**Required work:**
Return the records that follow, matching each one exactly.

**Input data:**
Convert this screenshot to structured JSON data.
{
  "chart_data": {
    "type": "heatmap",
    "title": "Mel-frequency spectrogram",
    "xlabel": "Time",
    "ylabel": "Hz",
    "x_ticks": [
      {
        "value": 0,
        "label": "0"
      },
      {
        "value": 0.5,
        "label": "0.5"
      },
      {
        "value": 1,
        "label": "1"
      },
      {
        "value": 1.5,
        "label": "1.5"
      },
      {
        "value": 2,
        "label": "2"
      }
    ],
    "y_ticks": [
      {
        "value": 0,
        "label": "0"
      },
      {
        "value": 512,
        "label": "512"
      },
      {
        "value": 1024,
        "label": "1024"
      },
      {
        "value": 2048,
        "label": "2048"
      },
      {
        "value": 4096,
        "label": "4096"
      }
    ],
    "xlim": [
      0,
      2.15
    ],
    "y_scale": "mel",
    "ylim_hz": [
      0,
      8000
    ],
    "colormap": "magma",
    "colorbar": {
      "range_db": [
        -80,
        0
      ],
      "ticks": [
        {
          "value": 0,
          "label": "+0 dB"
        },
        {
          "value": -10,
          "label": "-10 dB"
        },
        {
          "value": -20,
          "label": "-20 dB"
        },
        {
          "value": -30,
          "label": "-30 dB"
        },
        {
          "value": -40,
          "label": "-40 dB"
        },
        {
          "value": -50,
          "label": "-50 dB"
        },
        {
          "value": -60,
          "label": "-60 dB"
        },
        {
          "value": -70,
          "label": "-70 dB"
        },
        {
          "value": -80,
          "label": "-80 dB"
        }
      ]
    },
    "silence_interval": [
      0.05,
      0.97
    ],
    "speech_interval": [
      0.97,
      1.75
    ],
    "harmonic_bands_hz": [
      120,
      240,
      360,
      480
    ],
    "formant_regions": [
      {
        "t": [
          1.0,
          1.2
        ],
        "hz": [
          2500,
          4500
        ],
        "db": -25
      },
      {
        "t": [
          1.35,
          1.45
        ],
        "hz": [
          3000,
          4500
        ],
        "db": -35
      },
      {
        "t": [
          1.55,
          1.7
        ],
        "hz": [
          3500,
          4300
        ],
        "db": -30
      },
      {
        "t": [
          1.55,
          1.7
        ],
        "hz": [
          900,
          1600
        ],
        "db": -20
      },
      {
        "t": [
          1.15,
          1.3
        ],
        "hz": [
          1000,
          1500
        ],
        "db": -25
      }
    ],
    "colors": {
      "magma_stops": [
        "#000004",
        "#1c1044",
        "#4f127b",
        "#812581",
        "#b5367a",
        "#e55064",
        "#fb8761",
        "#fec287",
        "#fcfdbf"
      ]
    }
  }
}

**Exercise output:**
Convert this screenshot to structured JSON data.
{
  "chart_data": {
    "type": "heatmap",
    "title": "Mel-frequency spectrogram",
    "xlabel": "Time",
    "ylabel": "Hz",
    "x_ticks": [
      {
        "value": 0,
        "label": "0"
      },
      {
        "value": 0.5,
        "label": "0.5"
      },
      {
        "value": 1,
        "label": "1"
      },
      {
        "value": 1.5,
        "label": "1.5"
      },
      {
        "value": 2,
        "label": "2"
      }
    ],
    "y_ticks": [
      {
        "value": 0,
        "label": "0"
      },
      {
        "value": 512,
        "label": "512"
      },
      {
        "value": 1024,
        "label": "1024"
      },
      {
        "value": 2048,
        "label": "2048"
      },
      {
        "value": 4096,
        "label": "4096"
      }
    ],
    "xlim": [
      0,
      2.15
    ],
    "y_scale": "mel",
    "ylim_hz": [
      0,
      8000
    ],
    "colormap": "magma",
    "colorbar": {
      "range_db": [
        -80,
        0
      ],
      "ticks": [
        {
          "value": 0,
          "label": "+0 dB"
        },
        {
          "value": -10,
          "label": "-10 dB"
        },
        {
          "value": -20,
          "label": "-20 dB"
        },
        {
          "value": -30,
          "label": "-30 dB"
        },
        {
          "value": -40,
          "label": "-40 dB"
        },
        {
          "value": -50,
          "label": "-50 dB"
        },
        {
          "value": -60,
          "label": "-60 dB"
        },
        {
          "value": -70,
          "label": "-70 dB"
        },
        {
          "value": -80,
          "label": "-80 dB"
        }
      ]
    },
    "silence_interval": [
      0.05,
      0.97
    ],
    "speech_interval": [
      0.97,
      1.75
    ],
    "harmonic_bands_hz": [
      120,
      240,
      360,
      480
    ],
    "formant_regions": [
      {
        "t": [
          1.0,
          1.2
        ],
        "hz": [
          2500,
          4500
        ],
        "db": -25
      },
      {
        "t": [
          1.35,
          1.45
        ],
        "hz": [
          3000,
          4500
        ],
        "db": -35
      },
      {
        "t": [
          1.55,
          1.7
        ],
        "hz": [
          3500,
          4300
        ],
        "db": -30
      },
      {
        "t": [
          1.55,
          1.7
        ],
        "hz": [
          900,
          1600
        ],
        "db": -20
      },
      {
        "t": [
          1.15,
          1.3
        ],
        "hz": [
          1000,
          1500
        ],
        "db": -25
      }
    ],
    "colors": {
      "magma_stops": [
        "#000004",
        "#1c1044",
        "#4f127b",
        "#812581",
        "#b5367a",
        "#e55064",
        "#fb8761",
        "#fec287",
        "#fcfdbf"
      ]
    }
  }
}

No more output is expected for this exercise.